### OBJECTIVE
The entries below should be output exactly as written.

### DATA FOR THIS EXERCISE
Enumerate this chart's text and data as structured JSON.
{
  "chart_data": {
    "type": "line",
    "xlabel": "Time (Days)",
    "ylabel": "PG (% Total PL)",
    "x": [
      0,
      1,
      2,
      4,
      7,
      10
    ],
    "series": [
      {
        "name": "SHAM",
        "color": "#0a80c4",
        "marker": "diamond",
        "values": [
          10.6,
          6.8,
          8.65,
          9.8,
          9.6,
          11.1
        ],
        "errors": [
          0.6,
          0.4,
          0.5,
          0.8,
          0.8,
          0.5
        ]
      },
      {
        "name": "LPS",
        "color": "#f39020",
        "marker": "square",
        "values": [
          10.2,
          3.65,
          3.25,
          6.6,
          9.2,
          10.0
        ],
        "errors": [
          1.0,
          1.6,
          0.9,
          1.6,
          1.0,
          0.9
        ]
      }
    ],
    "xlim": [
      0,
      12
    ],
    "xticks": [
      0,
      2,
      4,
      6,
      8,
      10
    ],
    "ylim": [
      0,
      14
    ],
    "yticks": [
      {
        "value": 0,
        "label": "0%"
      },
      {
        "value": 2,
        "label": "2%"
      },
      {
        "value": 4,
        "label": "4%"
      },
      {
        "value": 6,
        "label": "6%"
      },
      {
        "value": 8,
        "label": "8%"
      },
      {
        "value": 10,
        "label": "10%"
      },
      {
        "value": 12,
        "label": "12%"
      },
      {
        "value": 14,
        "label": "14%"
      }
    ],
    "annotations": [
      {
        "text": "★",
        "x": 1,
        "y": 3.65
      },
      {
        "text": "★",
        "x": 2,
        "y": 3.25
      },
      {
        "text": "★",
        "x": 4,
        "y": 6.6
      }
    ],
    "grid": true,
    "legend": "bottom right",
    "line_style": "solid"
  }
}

### WORKED SOLUTION
Enumerate this chart's text and data as structured JSON.
{
  "chart_data": {
    "type": "line",
    "xlabel": "Time (Days)",
    "ylabel": "PG (% Total PL)",
    "x": [
      0,
      1,
      2,
      4,
      7,
      10
    ],
    "series": [
      {
        "name": "SHAM",
        "color": "#0a80c4",
        "marker": "diamond",
        "values": [
          10.6,
          6.8,
          8.65,
          9.8,
          9.6,
          11.1
        ],
        "errors": [
          0.6,
          0.4,
          0.5,
          0.8,
          0.8,
          0.5
        ]
      },
      {
        "name": "LPS",
        "color": "#f39020",
        "marker": "square",
        "values": [
          10.2,
          3.65,
          3.25,
          6.6,
          9.2,
          10.0
        ],
        "errors": [
          1.0,
          1.6,
          0.9,
          1.6,
          1.0,
          0.9
        ]
      }
    ],
    "xlim": [
      0,
      12
    ],
    "xticks": [
      0,
      2,
      4,
      6,
      8,
      10
    ],
    "ylim": [
      0,
      14
    ],
    "yticks": [
      {
        "value": 0,
        "label": "0%"
      },
      {
        "value": 2,
        "label": "2%"
      },
      {
        "value": 4,
        "label": "4%"
      },
      {
        "value": 6,
        "label": "6%"
      },
      {
        "value": 8,
        "label": "8%"
      },
      {
        "value": 10,
        "label": "10%"
      },
      {
        "value": 12,
        "label": "12%"
      },
      {
        "value": 14,
        "label": "14%"
      }
    ],
    "annotations": [
      {
        "text": "★",
        "x": 1,
        "y": 3.65
      },
      {
        "text": "★",
        "x": 2,
        "y": 3.25
      },
      {
        "text": "★",
        "x": 4,
        "y": 6.6
      }
    ],
    "grid": true,
    "legend": "bottom right",
    "line_style": "solid"
  }
}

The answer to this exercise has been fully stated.